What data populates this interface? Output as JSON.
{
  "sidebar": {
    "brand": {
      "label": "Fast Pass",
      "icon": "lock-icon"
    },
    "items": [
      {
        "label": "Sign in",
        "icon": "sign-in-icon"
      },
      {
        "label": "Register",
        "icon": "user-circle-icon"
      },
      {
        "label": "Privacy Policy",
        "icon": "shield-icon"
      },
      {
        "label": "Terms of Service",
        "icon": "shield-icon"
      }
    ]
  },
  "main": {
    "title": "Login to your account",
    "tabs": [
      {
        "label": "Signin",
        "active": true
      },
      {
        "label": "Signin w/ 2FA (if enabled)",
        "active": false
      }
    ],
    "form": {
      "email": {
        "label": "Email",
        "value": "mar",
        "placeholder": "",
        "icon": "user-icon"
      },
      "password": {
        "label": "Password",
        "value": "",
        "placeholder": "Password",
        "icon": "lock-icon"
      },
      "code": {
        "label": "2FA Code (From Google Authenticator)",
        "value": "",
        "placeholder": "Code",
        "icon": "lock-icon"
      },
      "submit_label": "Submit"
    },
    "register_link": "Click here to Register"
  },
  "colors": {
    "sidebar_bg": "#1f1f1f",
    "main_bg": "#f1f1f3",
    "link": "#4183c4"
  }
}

== What to do ==
Print every line of the records exactly. Omit nothing.

== Written response ==
What data populates this interface? Output as JSON.
{
  "sidebar": {
    "brand": {
      "label": "Fast Pass",
      "icon": "lock-icon"
    },
    "items": [
      {
        "label": "Sign in",
        "icon": "sign-in-icon"
      },
      {
        "label": "Register",
        "icon": "user-circle-icon"
      },
      {
        "label": "Privacy Policy",
        "icon": "shield-icon"
      },
      {
        "label": "Terms of Service",
        "icon": "shield-icon"
      }
    ]
  },
  "main": {
    "title": "Login to your account",
    "tabs": [
      {
        "label": "Signin",
        "active": true
      },
      {
        "label": "Signin w/ 2FA (if enabled)",
        "active": false
      }
    ],
    "form": {
      "email": {
        "label": "Email",
        "value": "mar",
        "placeholder": "",
        "icon": "user-icon"
      },
      "password": {
        "label": "Password",
        "value": "",
        "placeholder": "Password",
        "icon": "lock-icon"
      },
      "code": {
        "label": "2FA Code (From Google Authenticator)",
        "value": "",
        "placeholder": "Code",
        "icon": "lock-icon"
      },
      "submit_label": "Submit"
    },
    "register_link": "Click here to Register"
  },
  "colors": {
    "sidebar_bg": "#1f1f1f",
    "main_bg": "#f1f1f3",
    "link": "#4183c4"
  }
}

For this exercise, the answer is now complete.